● **Brief**: Copy the listing below line for line, changing nothing.

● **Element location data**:
━━━━━━━━

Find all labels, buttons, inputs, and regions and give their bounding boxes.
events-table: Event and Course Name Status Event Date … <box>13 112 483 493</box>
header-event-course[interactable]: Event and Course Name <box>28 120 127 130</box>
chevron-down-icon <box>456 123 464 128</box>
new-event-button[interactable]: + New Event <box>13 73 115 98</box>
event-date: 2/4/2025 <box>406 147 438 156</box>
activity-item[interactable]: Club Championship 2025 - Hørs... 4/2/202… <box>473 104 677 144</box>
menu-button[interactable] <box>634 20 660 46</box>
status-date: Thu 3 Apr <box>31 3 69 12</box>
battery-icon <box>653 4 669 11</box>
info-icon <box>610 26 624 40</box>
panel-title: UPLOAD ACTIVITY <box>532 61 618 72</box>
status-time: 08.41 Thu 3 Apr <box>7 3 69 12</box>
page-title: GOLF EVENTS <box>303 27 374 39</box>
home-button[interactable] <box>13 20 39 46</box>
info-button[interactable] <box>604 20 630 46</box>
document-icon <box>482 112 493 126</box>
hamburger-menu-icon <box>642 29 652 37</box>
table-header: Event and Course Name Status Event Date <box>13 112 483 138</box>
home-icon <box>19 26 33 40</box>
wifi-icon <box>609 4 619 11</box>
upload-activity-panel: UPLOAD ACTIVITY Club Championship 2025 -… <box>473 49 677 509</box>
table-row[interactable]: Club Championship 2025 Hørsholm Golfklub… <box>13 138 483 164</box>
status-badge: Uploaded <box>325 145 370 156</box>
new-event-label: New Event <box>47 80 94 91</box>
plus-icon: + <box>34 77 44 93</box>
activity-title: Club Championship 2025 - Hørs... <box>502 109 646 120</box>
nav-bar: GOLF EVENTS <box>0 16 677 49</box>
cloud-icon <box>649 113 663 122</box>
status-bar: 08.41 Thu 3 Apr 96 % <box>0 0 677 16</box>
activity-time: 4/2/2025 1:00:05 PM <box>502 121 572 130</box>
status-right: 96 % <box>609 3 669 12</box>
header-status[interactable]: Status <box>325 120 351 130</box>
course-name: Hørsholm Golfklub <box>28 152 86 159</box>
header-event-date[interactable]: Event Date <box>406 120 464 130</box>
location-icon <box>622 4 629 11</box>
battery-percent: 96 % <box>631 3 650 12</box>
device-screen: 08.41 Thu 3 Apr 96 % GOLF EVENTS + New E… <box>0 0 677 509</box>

━━━━━━━━

● **Exercise answer**:
Find all labels, buttons, inputs, and regions and give their bounding boxes.
events-table: Event and Course Name Status Event Date … <box>13 112 483 493</box>
header-event-course[interactable]: Event and Course Name <box>28 120 127 130</box>
chevron-down-icon <box>456 123 464 128</box>
new-event-button[interactable]: + New Event <box>13 73 115 98</box>
event-date: 2/4/2025 <box>406 147 438 156</box>
activity-item[interactable]: Club Championship 2025 - Hørs... 4/2/202… <box>473 104 677 144</box>
menu-button[interactable] <box>634 20 660 46</box>
status-date: Thu 3 Apr <box>31 3 69 12</box>
battery-icon <box>653 4 669 11</box>
info-icon <box>610 26 624 40</box>
panel-title: UPLOAD ACTIVITY <box>532 61 618 72</box>
status-time: 08.41 Thu 3 Apr <box>7 3 69 12</box>
page-title: GOLF EVENTS <box>303 27 374 39</box>
home-button[interactable] <box>13 20 39 46</box>
info-button[interactable] <box>604 20 630 46</box>
document-icon <box>482 112 493 126</box>
hamburger-menu-icon <box>642 29 652 37</box>
table-header: Event and Course Name Status Event Date <box>13 112 483 138</box>
home-icon <box>19 26 33 40</box>
wifi-icon <box>609 4 619 11</box>
upload-activity-panel: UPLOAD ACTIVITY Club Championship 2025 -… <box>473 49 677 509</box>
table-row[interactable]: Club Championship 2025 Hørsholm Golfklub… <box>13 138 483 164</box>
status-badge: Uploaded <box>325 145 370 156</box>
new-event-label: New Event <box>47 80 94 91</box>
plus-icon: + <box>34 77 44 93</box>
activity-title: Club Championship 2025 - Hørs... <box>502 109 646 120</box>
nav-bar: GOLF EVENTS <box>0 16 677 49</box>
cloud-icon <box>649 113 663 122</box>
status-bar: 08.41 Thu 3 Apr 96 % <box>0 0 677 16</box>
activity-time: 4/2/2025 1:00:05 PM <box>502 121 572 130</box>
status-right: 96 % <box>609 3 669 12</box>
header-status[interactable]: Status <box>325 120 351 130</box>
course-name: Hørsholm Golfklub <box>28 152 86 159</box>
header-event-date[interactable]: Event Date <box>406 120 464 130</box>
location-icon <box>622 4 629 11</box>
battery-percent: 96 % <box>631 3 650 12</box>
device-screen: 08.41 Thu 3 Apr 96 % GOLF EVENTS + New E… <box>0 0 677 509</box>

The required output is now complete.